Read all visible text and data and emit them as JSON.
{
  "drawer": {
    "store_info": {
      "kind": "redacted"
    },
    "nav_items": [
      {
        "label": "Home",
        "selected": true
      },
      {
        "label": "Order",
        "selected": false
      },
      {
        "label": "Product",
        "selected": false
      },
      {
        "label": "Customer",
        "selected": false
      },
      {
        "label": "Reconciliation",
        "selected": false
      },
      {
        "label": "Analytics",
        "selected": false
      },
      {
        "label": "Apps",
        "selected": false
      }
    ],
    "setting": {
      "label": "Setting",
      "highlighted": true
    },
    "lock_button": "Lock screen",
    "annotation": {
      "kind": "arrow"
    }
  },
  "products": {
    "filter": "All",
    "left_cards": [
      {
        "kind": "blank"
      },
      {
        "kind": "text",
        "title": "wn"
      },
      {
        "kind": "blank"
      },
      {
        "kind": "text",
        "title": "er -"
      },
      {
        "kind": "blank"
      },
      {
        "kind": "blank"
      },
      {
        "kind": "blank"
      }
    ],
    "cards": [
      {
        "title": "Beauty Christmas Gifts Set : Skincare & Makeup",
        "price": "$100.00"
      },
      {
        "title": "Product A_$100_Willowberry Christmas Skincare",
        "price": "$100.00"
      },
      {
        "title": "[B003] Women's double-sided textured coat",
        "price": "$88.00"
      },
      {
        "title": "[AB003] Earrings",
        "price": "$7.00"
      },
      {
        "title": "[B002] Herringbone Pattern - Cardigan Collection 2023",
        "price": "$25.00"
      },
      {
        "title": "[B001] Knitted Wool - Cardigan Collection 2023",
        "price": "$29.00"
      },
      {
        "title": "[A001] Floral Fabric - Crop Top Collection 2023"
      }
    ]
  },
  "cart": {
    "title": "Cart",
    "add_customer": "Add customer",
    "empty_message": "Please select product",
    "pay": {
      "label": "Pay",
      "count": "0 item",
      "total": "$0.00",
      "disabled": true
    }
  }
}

● ● ● ● ● ● ●

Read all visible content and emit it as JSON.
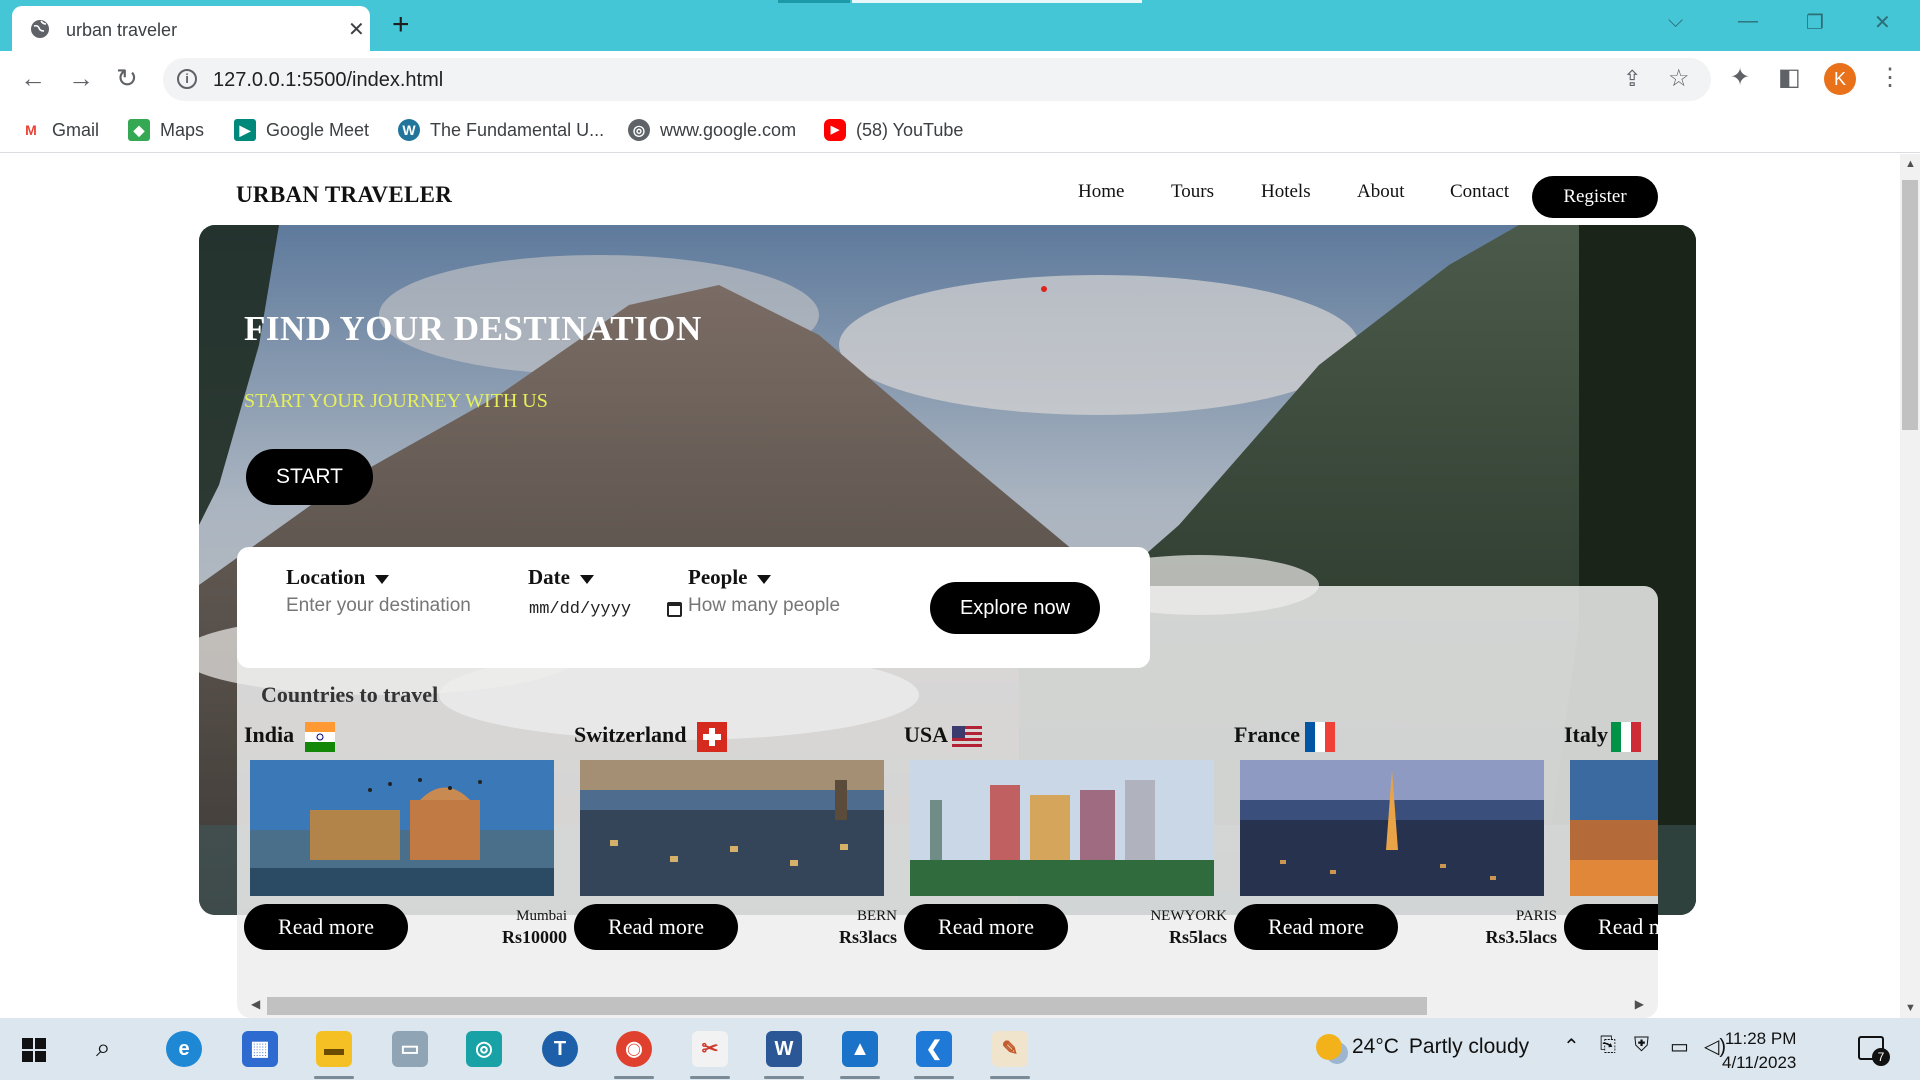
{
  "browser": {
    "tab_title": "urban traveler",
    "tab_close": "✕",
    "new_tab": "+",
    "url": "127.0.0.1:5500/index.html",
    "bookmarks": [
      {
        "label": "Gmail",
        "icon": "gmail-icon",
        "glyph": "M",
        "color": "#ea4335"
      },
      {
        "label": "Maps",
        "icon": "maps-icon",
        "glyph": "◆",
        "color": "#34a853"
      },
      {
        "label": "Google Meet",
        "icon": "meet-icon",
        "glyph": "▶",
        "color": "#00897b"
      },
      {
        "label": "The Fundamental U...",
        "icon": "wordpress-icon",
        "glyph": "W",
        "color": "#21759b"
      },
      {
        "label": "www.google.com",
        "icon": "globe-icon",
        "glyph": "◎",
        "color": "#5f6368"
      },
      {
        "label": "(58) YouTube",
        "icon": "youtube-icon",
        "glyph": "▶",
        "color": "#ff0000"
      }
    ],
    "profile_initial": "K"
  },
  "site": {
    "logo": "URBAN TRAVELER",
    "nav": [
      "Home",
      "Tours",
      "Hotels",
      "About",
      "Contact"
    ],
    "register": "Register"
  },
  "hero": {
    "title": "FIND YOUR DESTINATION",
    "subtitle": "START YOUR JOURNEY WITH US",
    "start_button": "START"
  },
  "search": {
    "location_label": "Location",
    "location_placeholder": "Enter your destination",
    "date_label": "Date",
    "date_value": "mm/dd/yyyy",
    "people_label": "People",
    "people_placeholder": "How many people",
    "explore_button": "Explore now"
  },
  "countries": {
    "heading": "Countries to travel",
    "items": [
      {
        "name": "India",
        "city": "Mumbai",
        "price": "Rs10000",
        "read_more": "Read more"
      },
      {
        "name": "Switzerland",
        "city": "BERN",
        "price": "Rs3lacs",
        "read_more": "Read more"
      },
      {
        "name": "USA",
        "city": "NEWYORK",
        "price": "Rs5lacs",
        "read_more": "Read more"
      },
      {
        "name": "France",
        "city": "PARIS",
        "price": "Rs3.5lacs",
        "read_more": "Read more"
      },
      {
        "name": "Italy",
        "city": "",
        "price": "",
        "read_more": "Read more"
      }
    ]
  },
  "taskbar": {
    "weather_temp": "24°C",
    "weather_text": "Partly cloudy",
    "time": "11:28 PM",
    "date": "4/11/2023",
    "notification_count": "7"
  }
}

● ● ● ● ● ● ●

Stated goal: For the data above, state only how many lines include the word "Christmas".

Output of the exercise: 2